> **GIVEN EXERCISE**: Your task is to reproduce the material exactly.

— BEGIN RECORDS FOR THIS EXERCISE —

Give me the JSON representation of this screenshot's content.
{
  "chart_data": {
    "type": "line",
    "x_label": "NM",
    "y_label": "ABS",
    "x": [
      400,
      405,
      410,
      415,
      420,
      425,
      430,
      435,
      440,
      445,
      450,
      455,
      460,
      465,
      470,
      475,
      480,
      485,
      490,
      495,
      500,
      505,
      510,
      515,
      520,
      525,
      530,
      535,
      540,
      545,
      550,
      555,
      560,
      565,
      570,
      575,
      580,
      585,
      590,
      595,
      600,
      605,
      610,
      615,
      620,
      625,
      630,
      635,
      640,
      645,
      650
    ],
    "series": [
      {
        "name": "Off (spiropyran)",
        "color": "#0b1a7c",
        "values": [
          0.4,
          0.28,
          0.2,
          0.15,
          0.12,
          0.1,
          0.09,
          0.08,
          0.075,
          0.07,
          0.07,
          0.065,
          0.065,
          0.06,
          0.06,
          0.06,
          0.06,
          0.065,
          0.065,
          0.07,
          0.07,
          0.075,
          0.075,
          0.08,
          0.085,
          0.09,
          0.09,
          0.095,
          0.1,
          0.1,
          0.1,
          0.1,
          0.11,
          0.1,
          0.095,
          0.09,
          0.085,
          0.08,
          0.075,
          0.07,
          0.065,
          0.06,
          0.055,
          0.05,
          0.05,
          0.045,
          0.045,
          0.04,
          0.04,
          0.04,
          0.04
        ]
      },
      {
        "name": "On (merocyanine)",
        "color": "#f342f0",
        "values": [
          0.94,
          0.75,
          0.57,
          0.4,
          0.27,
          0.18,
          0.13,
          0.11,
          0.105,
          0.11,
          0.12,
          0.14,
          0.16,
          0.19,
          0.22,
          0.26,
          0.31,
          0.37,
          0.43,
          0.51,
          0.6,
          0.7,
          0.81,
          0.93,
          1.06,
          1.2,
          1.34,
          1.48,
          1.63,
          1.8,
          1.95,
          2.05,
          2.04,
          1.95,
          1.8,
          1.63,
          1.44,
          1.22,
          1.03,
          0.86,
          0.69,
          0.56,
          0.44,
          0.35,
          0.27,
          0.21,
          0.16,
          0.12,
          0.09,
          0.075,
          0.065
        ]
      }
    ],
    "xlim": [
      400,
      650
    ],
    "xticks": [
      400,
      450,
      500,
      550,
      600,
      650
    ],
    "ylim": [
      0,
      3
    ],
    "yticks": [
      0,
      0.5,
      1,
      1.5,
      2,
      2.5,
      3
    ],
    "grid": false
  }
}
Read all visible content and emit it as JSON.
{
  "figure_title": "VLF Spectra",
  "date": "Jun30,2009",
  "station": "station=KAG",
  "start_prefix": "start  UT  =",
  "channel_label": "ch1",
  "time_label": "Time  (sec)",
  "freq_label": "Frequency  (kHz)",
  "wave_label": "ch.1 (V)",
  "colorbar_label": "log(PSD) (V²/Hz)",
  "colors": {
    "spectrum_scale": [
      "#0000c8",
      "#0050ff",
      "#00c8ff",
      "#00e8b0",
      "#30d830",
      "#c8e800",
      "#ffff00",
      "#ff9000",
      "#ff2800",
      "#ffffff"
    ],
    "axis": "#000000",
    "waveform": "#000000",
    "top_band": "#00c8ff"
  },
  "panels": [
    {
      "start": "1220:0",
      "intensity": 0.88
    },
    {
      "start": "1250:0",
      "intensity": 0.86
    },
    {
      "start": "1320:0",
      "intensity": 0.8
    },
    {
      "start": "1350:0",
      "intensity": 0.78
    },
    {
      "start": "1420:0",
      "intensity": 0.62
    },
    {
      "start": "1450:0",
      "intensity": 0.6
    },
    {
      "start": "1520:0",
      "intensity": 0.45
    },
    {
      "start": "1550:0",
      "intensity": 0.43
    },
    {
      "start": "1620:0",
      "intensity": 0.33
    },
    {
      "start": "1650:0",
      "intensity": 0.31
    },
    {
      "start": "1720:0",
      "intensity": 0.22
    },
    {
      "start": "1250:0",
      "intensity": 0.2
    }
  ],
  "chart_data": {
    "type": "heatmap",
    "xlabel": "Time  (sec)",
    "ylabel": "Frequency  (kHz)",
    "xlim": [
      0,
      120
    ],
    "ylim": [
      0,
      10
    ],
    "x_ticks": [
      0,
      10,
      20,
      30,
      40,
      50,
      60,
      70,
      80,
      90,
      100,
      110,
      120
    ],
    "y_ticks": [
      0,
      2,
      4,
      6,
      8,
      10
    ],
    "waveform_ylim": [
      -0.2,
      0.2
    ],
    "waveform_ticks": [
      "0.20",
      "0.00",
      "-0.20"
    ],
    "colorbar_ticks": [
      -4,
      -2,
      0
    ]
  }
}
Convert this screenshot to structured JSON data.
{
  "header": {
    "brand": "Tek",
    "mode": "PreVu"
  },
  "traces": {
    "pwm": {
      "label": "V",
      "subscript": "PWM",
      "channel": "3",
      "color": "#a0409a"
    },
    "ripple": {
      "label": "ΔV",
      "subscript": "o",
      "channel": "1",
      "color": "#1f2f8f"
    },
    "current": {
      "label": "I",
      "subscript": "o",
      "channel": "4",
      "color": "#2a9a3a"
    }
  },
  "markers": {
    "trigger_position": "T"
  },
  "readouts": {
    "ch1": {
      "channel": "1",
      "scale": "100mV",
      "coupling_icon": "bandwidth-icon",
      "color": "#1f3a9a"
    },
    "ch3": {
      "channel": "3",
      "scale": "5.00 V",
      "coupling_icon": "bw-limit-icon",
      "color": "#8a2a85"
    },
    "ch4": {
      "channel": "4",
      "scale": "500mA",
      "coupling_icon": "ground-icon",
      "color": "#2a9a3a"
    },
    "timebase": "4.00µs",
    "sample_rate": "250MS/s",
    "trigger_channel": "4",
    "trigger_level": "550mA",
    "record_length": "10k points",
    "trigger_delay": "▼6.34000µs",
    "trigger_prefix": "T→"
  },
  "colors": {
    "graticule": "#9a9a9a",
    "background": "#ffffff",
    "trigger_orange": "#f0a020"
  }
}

— END RECORDS FOR THIS EXERCISE —

> **COMPLETE RESPONSE**:
Give me the JSON representation of this screenshot's content.
{
  "chart_data": {
    "type": "line",
    "x_label": "NM",
    "y_label": "ABS",
    "x": [
      400,
      405,
      410,
      415,
      420,
      425,
      430,
      435,
      440,
      445,
      450,
      455,
      460,
      465,
      470,
      475,
      480,
      485,
      490,
      495,
      500,
      505,
      510,
      515,
      520,
      525,
      530,
      535,
      540,
      545,
      550,
      555,
      560,
      565,
      570,
      575,
      580,
      585,
      590,
      595,
      600,
      605,
      610,
      615,
      620,
      625,
      630,
      635,
      640,
      645,
      650
    ],
    "series": [
      {
        "name": "Off (spiropyran)",
        "color": "#0b1a7c",
        "values": [
          0.4,
          0.28,
          0.2,
          0.15,
          0.12,
          0.1,
          0.09,
          0.08,
          0.075,
          0.07,
          0.07,
          0.065,
          0.065,
          0.06,
          0.06,
          0.06,
          0.06,
          0.065,
          0.065,
          0.07,
          0.07,
          0.075,
          0.075,
          0.08,
          0.085,
          0.09,
          0.09,
          0.095,
          0.1,
          0.1,
          0.1,
          0.1,
          0.11,
          0.1,
          0.095,
          0.09,
          0.085,
          0.08,
          0.075,
          0.07,
          0.065,
          0.06,
          0.055,
          0.05,
          0.05,
          0.045,
          0.045,
          0.04,
          0.04,
          0.04,
          0.04
        ]
      },
      {
        "name": "On (merocyanine)",
        "color": "#f342f0",
        "values": [
          0.94,
          0.75,
          0.57,
          0.4,
          0.27,
          0.18,
          0.13,
          0.11,
          0.105,
          0.11,
          0.12,
          0.14,
          0.16,
          0.19,
          0.22,
          0.26,
          0.31,
          0.37,
          0.43,
          0.51,
          0.6,
          0.7,
          0.81,
          0.93,
          1.06,
          1.2,
          1.34,
          1.48,
          1.63,
          1.8,
          1.95,
          2.05,
          2.04,
          1.95,
          1.8,
          1.63,
          1.44,
          1.22,
          1.03,
          0.86,
          0.69,
          0.56,
          0.44,
          0.35,
          0.27,
          0.21,
          0.16,
          0.12,
          0.09,
          0.075,
          0.065
        ]
      }
    ],
    "xlim": [
      400,
      650
    ],
    "xticks": [
      400,
      450,
      500,
      550,
      600,
      650
    ],
    "ylim": [
      0,
      3
    ],
    "yticks": [
      0,
      0.5,
      1,
      1.5,
      2,
      2.5,
      3
    ],
    "grid": false
  }
}
Read all visible content and emit it as JSON.
{
  "figure_title": "VLF Spectra",
  "date": "Jun30,2009",
  "station": "station=KAG",
  "start_prefix": "start  UT  =",
  "channel_label": "ch1",
  "time_label": "Time  (sec)",
  "freq_label": "Frequency  (kHz)",
  "wave_label": "ch.1 (V)",
  "colorbar_label": "log(PSD) (V²/Hz)",
  "colors": {
    "spectrum_scale": [
      "#0000c8",
      "#0050ff",
      "#00c8ff",
      "#00e8b0",
      "#30d830",
      "#c8e800",
      "#ffff00",
      "#ff9000",
      "#ff2800",
      "#ffffff"
    ],
    "axis": "#000000",
    "waveform": "#000000",
    "top_band": "#00c8ff"
  },
  "panels": [
    {
      "start": "1220:0",
      "intensity": 0.88
    },
    {
      "start": "1250:0",
      "intensity": 0.86
    },
    {
      "start": "1320:0",
      "intensity": 0.8
    },
    {
      "start": "1350:0",
      "intensity": 0.78
    },
    {
      "start": "1420:0",
      "intensity": 0.62
    },
    {
      "start": "1450:0",
      "intensity": 0.6
    },
    {
      "start": "1520:0",
      "intensity": 0.45
    },
    {
      "start": "1550:0",
      "intensity": 0.43
    },
    {
      "start": "1620:0",
      "intensity": 0.33
    },
    {
      "start": "1650:0",
      "intensity": 0.31
    },
    {
      "start": "1720:0",
      "intensity": 0.22
    },
    {
      "start": "1250:0",
      "intensity": 0.2
    }
  ],
  "chart_data": {
    "type": "heatmap",
    "xlabel": "Time  (sec)",
    "ylabel": "Frequency  (kHz)",
    "xlim": [
      0,
      120
    ],
    "ylim": [
      0,
      10
    ],
    "x_ticks": [
      0,
      10,
      20,
      30,
      40,
      50,
      60,
      70,
      80,
      90,
      100,
      110,
      120
    ],
    "y_ticks": [
      0,
      2,
      4,
      6,
      8,
      10
    ],
    "waveform_ylim": [
      -0.2,
      0.2
    ],
    "waveform_ticks": [
      "0.20",
      "0.00",
      "-0.20"
    ],
    "colorbar_ticks": [
      -4,
      -2,
      0
    ]
  }
}
Convert this screenshot to structured JSON data.
{
  "header": {
    "brand": "Tek",
    "mode": "PreVu"
  },
  "traces": {
    "pwm": {
      "label": "V",
      "subscript": "PWM",
      "channel": "3",
      "color": "#a0409a"
    },
    "ripple": {
      "label": "ΔV",
      "subscript": "o",
      "channel": "1",
      "color": "#1f2f8f"
    },
    "current": {
      "label": "I",
      "subscript": "o",
      "channel": "4",
      "color": "#2a9a3a"
    }
  },
  "markers": {
    "trigger_position": "T"
  },
  "readouts": {
    "ch1": {
      "channel": "1",
      "scale": "100mV",
      "coupling_icon": "bandwidth-icon",
      "color": "#1f3a9a"
    },
    "ch3": {
      "channel": "3",
      "scale": "5.00 V",
      "coupling_icon": "bw-limit-icon",
      "color": "#8a2a85"
    },
    "ch4": {
      "channel": "4",
      "scale": "500mA",
      "coupling_icon": "ground-icon",
      "color": "#2a9a3a"
    },
    "timebase": "4.00µs",
    "sample_rate": "250MS/s",
    "trigger_channel": "4",
    "trigger_level": "550mA",
    "record_length": "10k points",
    "trigger_delay": "▼6.34000µs",
    "trigger_prefix": "T→"
  },
  "colors": {
    "graticule": "#9a9a9a",
    "background": "#ffffff",
    "trigger_orange": "#f0a020"
  }
}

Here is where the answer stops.